====== RECORD EXTRACTS
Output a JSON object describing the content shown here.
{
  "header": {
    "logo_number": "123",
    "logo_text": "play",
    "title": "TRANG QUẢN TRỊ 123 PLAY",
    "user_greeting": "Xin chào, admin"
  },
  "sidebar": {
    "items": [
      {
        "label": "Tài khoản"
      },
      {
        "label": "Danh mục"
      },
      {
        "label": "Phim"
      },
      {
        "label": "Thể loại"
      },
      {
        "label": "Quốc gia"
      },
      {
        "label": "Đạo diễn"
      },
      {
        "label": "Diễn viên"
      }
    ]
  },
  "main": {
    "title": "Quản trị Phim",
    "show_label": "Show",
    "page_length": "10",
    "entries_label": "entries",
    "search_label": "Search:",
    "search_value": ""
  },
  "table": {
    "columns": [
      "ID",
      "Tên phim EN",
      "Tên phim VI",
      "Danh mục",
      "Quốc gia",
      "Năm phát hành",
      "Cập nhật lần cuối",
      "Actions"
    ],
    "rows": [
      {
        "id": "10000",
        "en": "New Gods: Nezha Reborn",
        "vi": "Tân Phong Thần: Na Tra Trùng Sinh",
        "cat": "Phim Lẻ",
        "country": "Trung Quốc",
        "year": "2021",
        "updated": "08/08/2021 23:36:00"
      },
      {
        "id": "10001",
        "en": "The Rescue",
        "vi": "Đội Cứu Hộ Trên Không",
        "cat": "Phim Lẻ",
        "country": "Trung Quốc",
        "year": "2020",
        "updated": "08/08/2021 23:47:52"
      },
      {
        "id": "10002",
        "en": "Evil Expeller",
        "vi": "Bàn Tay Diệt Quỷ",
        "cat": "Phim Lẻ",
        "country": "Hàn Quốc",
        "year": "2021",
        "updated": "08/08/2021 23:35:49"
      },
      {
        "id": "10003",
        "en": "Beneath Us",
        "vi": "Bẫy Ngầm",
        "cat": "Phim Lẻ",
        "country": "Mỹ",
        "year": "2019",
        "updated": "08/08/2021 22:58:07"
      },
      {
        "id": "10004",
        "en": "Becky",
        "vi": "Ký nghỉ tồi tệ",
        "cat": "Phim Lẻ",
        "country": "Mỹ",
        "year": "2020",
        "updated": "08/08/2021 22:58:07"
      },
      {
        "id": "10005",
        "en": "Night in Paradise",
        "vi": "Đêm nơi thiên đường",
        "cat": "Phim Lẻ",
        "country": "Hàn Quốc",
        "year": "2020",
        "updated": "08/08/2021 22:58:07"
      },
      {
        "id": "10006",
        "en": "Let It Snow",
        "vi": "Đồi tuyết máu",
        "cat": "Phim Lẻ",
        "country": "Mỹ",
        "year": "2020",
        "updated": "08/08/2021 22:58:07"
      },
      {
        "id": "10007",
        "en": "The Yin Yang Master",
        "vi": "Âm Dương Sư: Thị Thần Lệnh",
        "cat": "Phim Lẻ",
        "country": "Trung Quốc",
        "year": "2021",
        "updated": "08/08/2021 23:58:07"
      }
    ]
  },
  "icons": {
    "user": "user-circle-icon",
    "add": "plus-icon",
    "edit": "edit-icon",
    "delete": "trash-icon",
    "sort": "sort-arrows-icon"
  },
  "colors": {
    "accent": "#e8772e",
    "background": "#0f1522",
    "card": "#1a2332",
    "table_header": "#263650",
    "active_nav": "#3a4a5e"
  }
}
============
WRITTEN TASK
Every entry needs to be retyped exactly.

CORRECT RESULT
Output a JSON object describing the content shown here.
{
  "header": {
    "logo_number": "123",
    "logo_text": "play",
    "title": "TRANG QUẢN TRỊ 123 PLAY",
    "user_greeting": "Xin chào, admin"
  },
  "sidebar": {
    "items": [
      {
        "label": "Tài khoản"
      },
      {
        "label": "Danh mục"
      },
      {
        "label": "Phim"
      },
      {
        "label": "Thể loại"
      },
      {
        "label": "Quốc gia"
      },
      {
        "label": "Đạo diễn"
      },
      {
        "label": "Diễn viên"
      }
    ]
  },
  "main": {
    "title": "Quản trị Phim",
    "show_label": "Show",
    "page_length": "10",
    "entries_label": "entries",
    "search_label": "Search:",
    "search_value": ""
  },
  "table": {
    "columns": [
      "ID",
      "Tên phim EN",
      "Tên phim VI",
      "Danh mục",
      "Quốc gia",
      "Năm phát hành",
      "Cập nhật lần cuối",
      "Actions"
    ],
    "rows": [
      {
        "id": "10000",
        "en": "New Gods: Nezha Reborn",
        "vi": "Tân Phong Thần: Na Tra Trùng Sinh",
        "cat": "Phim Lẻ",
        "country": "Trung Quốc",
        "year": "2021",
        "updated": "08/08/2021 23:36:00"
      },
      {
        "id": "10001",
        "en": "The Rescue",
        "vi": "Đội Cứu Hộ Trên Không",
        "cat": "Phim Lẻ",
        "country": "Trung Quốc",
        "year": "2020",
        "updated": "08/08/2021 23:47:52"
      },
      {
        "id": "10002",
        "en": "Evil Expeller",
        "vi": "Bàn Tay Diệt Quỷ",
        "cat": "Phim Lẻ",
        "country": "Hàn Quốc",
        "year": "2021",
        "updated": "08/08/2021 23:35:49"
      },
      {
        "id": "10003",
        "en": "Beneath Us",
        "vi": "Bẫy Ngầm",
        "cat": "Phim Lẻ",
        "country": "Mỹ",
        "year": "2019",
        "updated": "08/08/2021 22:58:07"
      },
      {
        "id": "10004",
        "en": "Becky",
        "vi": "Ký nghỉ tồi tệ",
        "cat": "Phim Lẻ",
        "country": "Mỹ",
        "year": "2020",
        "updated": "08/08/2021 22:58:07"
      },
      {
        "id": "10005",
        "en": "Night in Paradise",
        "vi": "Đêm nơi thiên đường",
        "cat": "Phim Lẻ",
        "country": "Hàn Quốc",
        "year": "2020",
        "updated": "08/08/2021 22:58:07"
      },
      {
        "id": "10006",
        "en": "Let It Snow",
        "vi": "Đồi tuyết máu",
        "cat": "Phim Lẻ",
        "country": "Mỹ",
        "year": "2020",
        "updated": "08/08/2021 22:58:07"
      },
      {
        "id": "10007",
        "en": "The Yin Yang Master",
        "vi": "Âm Dương Sư: Thị Thần Lệnh",
        "cat": "Phim Lẻ",
        "country": "Trung Quốc",
        "year": "2021",
        "updated": "08/08/2021 23:58:07"
      }
    ]
  },
  "icons": {
    "user": "user-circle-icon",
    "add": "plus-icon",
    "edit": "edit-icon",
    "delete": "trash-icon",
    "sort": "sort-arrows-icon"
  },
  "colors": {
    "accent": "#e8772e",
    "background": "#0f1522",
    "card": "#1a2332",
    "table_header": "#263650",
    "active_nav": "#3a4a5e"
  }
}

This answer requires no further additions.